(Source text)

By
that definition, men who do things (like generals) rather than sell themselves (like
politicians) are disadvantaged in extracurricular sex. In light of current flirting
follies by military leaders, my own experiences recall sadly how little has changed
in over half a century.
In
1965 I became editor of the world’s largest women’s magazine, and my calendar
suddenly filled up with names from society pages—-ambitious young wives of
elderly politicians, middle-aged beauties who had married well and often,
dowager queens of the Social Register.
I was
being recruited for activities previously unknown to me. “Tell them,” my beautiful
well-grounded wife advised drily, “that up close you’re not that interesting.”
No
matter. At a Washington restaurant, I ran into Perle Mesta, the fabled
political hostess whose gossip column I had canceled when I became editor of
McCalls.
“You
naughty boy,” she exclaimed, “you fired me.” After my most winsome smile, she
added, “Never mind, I like you anyway.”
When
I sent Nora Ephron to interview toadlike Henry Kissinger about his publicized
bachelor dating, he told her, “Power is an aphrodisiac. Now when I bore women,
they think it’s their fault.”
So it
went in that world and sadly still seems to: flattery and foolishness rampant
in the name of elusive influence.

(End Source text)

(Explore the material):
**1.** Name every person the passage on power and flirtation mentions by name.
**2.** Put this sentence from the passage on power and flirtation into Spanish: "So it went in that world and sadly still seems to: flattery and foolishness rampant in the name of elusive influence."
**3.** Write what comes next in the passage on power and flirtation, starting after its final sentence.

(Data listing)

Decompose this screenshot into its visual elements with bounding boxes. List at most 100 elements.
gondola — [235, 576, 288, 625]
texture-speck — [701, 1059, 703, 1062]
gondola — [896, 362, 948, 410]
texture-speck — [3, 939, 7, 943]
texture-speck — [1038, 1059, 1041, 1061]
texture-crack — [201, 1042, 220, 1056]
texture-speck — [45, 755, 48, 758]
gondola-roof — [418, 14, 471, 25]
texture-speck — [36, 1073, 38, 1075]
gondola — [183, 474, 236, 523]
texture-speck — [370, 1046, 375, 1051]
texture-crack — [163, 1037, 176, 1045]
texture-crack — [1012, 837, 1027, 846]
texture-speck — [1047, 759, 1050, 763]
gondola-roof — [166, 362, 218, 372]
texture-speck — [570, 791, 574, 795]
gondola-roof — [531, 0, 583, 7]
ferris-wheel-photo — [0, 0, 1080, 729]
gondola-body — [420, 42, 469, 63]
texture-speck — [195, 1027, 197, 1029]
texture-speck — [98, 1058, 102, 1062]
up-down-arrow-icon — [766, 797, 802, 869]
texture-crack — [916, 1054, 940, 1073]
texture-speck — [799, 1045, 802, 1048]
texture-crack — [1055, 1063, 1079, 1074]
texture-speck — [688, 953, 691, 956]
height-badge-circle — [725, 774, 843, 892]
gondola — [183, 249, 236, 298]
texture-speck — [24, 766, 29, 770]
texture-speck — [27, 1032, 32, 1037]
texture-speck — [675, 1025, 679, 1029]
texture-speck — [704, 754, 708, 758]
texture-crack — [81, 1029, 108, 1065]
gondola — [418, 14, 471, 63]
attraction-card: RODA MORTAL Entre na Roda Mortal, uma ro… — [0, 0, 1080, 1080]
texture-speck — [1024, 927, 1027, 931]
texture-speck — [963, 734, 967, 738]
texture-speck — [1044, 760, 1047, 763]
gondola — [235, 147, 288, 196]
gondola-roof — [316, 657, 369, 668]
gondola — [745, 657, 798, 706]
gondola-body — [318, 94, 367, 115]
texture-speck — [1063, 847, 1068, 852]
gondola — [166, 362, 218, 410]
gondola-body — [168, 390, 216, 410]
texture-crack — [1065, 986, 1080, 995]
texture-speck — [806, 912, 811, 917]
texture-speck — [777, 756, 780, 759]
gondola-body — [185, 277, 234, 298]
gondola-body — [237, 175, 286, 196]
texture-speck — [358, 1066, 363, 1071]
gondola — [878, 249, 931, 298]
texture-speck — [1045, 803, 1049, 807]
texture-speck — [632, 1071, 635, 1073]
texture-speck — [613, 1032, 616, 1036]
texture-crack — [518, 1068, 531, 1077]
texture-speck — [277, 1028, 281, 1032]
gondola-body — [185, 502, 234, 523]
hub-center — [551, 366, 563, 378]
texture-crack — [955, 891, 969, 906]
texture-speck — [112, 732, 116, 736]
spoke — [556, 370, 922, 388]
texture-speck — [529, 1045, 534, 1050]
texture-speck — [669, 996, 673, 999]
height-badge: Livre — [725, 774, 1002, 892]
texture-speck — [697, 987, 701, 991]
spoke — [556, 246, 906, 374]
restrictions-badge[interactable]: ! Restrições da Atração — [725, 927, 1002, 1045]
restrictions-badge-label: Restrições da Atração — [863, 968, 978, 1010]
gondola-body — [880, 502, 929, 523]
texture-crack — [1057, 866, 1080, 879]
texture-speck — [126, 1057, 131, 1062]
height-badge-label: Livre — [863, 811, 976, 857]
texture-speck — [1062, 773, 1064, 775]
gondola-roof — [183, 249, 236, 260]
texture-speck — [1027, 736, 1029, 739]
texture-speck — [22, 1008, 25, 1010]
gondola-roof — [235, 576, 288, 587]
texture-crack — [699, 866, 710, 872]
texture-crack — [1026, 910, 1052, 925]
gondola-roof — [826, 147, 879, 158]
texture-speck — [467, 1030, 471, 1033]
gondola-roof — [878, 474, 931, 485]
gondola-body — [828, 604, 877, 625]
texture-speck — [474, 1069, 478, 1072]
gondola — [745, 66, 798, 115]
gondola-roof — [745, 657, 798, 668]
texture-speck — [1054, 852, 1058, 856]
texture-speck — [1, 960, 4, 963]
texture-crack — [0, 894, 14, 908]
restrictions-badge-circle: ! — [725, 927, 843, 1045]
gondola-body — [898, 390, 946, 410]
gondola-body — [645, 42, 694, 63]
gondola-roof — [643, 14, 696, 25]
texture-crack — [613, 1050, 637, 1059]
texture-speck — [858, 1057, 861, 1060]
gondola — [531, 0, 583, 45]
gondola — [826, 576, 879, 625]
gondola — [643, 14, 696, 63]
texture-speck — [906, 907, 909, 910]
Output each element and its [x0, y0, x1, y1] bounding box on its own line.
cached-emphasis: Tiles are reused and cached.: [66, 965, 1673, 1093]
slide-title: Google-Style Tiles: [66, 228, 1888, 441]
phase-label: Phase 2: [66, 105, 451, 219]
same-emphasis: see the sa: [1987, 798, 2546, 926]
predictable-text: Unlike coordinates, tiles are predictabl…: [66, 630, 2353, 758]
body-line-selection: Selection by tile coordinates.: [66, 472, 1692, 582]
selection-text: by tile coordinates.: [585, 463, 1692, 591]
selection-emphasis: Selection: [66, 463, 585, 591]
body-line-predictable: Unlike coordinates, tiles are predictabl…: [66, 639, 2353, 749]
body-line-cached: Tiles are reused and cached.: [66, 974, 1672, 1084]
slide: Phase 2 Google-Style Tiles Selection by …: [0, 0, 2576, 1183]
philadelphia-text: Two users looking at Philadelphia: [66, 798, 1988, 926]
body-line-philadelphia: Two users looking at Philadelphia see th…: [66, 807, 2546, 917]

(End Data listing)

(Your responses):
**1.** Perle Mesta, Nora Ephron, Henry Kissinger

**2.** Así eran las cosas en ese mundo y, por desgracia, parece que siguen siéndolo: la adulación y la insensatez campaban a sus anchas en nombre de una influencia esquiva.

**3.**
Notable
today is a scarcity of actual sex. Gen. Petraeus admits to it, but even those
liaisons must have been more athletic than passionate. Can you expect afterglow
from an ambitious Amazon?
Maureen
Dowd, who once dated Rush Limbaugh in the line of duty, sums up today’s scene
neatly:
“It
features toned arms, slinky outfits, a cat fight, titillating e-mails, a
military more consumed with sex than violence, a plot with more inconceivable
twists than ‘Homeland,’ and a Twitter’s-delight lexicon: an ‘embedded’ mistress
named Broadwell, a biography called ‘All In,’ an other-other woman of Middle
East ancestry who was a ‘social liaison’ to the military, a shirtless F.B.I.
agent crushing on the losing-her-shirt-to-debt Tampa socialite, a pair of
generals helping the socialite’s twin sister with a custody case, and lawyers
and crisis-management experts linked to Monica Lewinsky, John Edwards and the
ABC show ‘Scandal.’
“’This
is The National Enquirer,’ an alarmed Senator Dianne Feinstein told Wolf
Blitzer of CNN. If only it were that highbrow.”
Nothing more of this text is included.